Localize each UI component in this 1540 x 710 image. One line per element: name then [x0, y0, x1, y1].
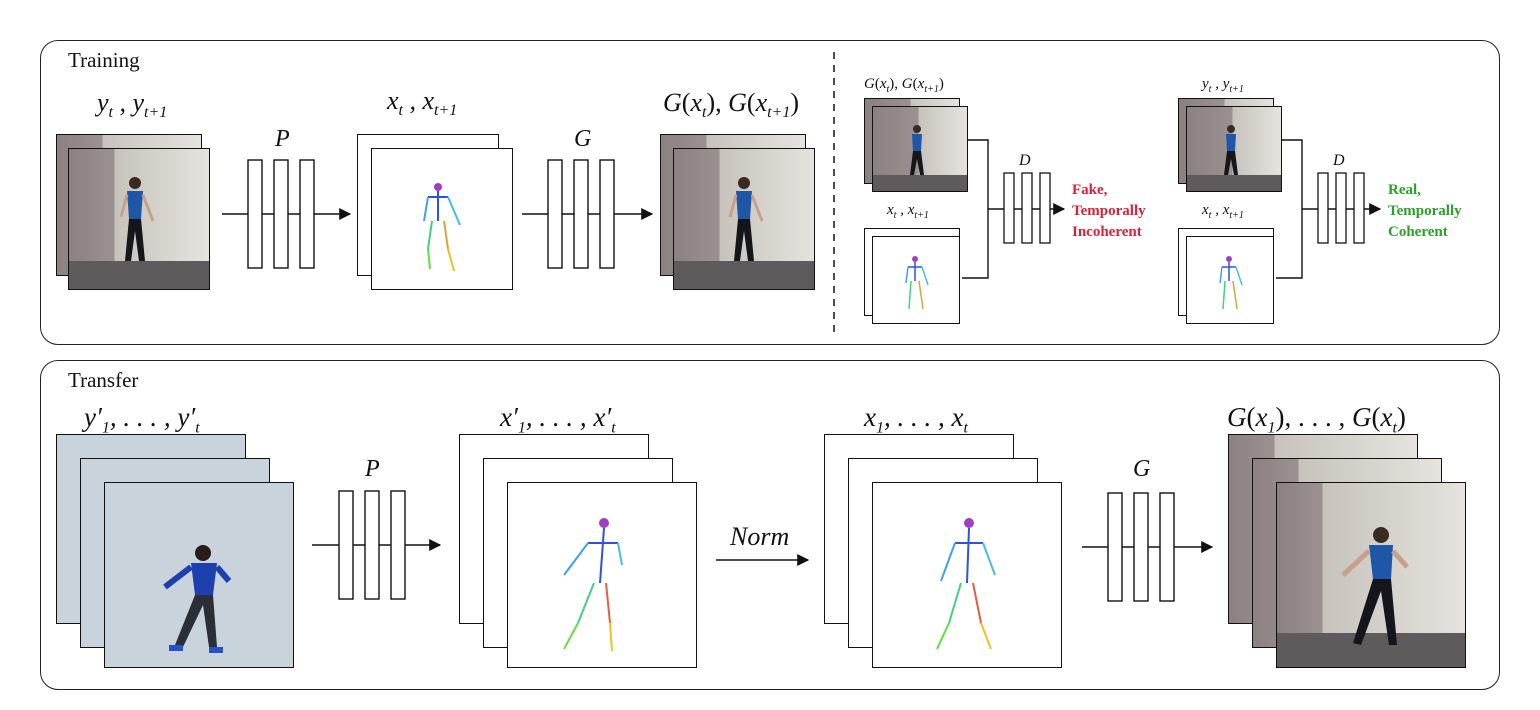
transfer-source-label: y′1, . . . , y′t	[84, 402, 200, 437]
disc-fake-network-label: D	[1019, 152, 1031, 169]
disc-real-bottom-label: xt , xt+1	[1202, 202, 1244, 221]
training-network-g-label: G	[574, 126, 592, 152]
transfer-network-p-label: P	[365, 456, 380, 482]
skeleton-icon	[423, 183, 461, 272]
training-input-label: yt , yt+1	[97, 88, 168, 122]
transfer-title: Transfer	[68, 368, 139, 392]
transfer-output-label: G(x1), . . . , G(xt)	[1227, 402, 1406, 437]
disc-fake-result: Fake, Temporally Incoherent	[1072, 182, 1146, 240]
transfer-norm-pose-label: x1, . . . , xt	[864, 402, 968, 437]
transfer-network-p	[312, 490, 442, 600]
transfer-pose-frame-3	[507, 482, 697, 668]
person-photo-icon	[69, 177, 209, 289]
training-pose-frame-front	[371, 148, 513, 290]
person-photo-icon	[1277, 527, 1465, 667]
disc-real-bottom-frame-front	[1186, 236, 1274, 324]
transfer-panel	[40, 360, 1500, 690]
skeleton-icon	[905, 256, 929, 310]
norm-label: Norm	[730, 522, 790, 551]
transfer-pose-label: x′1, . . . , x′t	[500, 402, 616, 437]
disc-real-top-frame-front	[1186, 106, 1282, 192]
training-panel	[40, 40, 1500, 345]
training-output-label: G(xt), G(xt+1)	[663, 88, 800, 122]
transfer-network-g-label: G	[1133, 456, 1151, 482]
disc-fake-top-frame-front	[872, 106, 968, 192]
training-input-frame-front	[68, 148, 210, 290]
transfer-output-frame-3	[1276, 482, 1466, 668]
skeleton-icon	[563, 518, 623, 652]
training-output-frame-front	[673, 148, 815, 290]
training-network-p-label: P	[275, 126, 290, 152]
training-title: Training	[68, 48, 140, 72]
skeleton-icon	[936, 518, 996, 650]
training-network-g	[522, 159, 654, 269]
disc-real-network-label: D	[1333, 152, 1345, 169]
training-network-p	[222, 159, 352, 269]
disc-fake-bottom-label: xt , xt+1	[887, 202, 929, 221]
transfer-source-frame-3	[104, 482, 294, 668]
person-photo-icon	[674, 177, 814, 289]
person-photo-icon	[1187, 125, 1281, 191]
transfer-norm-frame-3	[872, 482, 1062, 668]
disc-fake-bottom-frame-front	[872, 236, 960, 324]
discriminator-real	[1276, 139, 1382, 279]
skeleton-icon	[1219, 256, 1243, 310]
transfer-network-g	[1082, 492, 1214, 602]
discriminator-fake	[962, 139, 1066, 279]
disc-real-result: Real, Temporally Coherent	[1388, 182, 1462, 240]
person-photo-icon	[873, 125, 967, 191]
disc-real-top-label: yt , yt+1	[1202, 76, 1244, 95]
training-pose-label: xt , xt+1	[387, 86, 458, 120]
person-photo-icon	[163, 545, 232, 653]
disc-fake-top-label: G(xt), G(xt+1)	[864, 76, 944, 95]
--
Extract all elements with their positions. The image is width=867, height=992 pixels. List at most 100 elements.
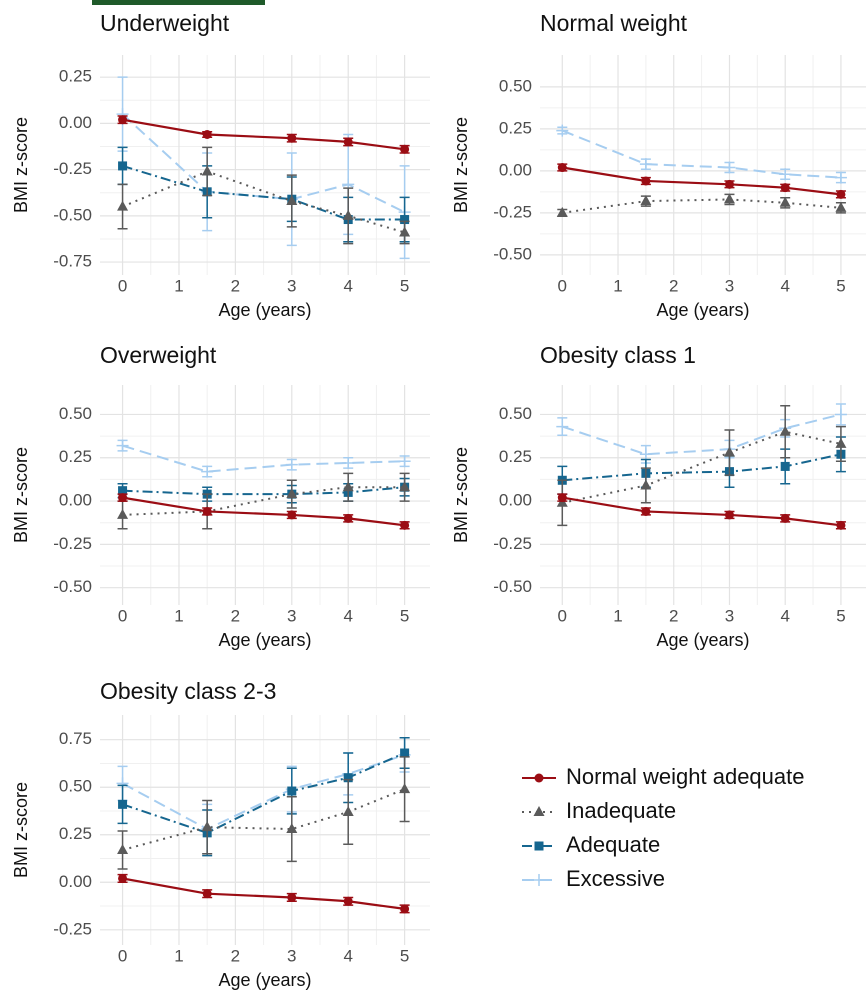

Set problem ->
Return the lines that start at the one containing "Localize each UI" and end at the one containing "177, 209, 289]", both included, reproducing each line exactly and leaving the pictures out of the answer.

Correct answer ->
Localize each UI component in this 1540 x 710 image. One line per element: name then [x0, y0, x1, y1].
transfer-source-label: y′1, . . . , y′t	[84, 402, 200, 437]
disc-fake-network-label: D	[1019, 152, 1031, 169]
disc-real-bottom-label: xt , xt+1	[1202, 202, 1244, 221]
training-network-g-label: G	[574, 126, 592, 152]
transfer-network-p-label: P	[365, 456, 380, 482]
skeleton-icon	[423, 183, 461, 272]
training-input-label: yt , yt+1	[97, 88, 168, 122]
transfer-title: Transfer	[68, 368, 139, 392]
transfer-output-label: G(x1), . . . , G(xt)	[1227, 402, 1406, 437]
disc-fake-result: Fake, Temporally Incoherent	[1072, 182, 1146, 240]
transfer-norm-pose-label: x1, . . . , xt	[864, 402, 968, 437]
transfer-network-p	[312, 490, 442, 600]
transfer-pose-frame-3	[507, 482, 697, 668]
person-photo-icon	[69, 177, 209, 289]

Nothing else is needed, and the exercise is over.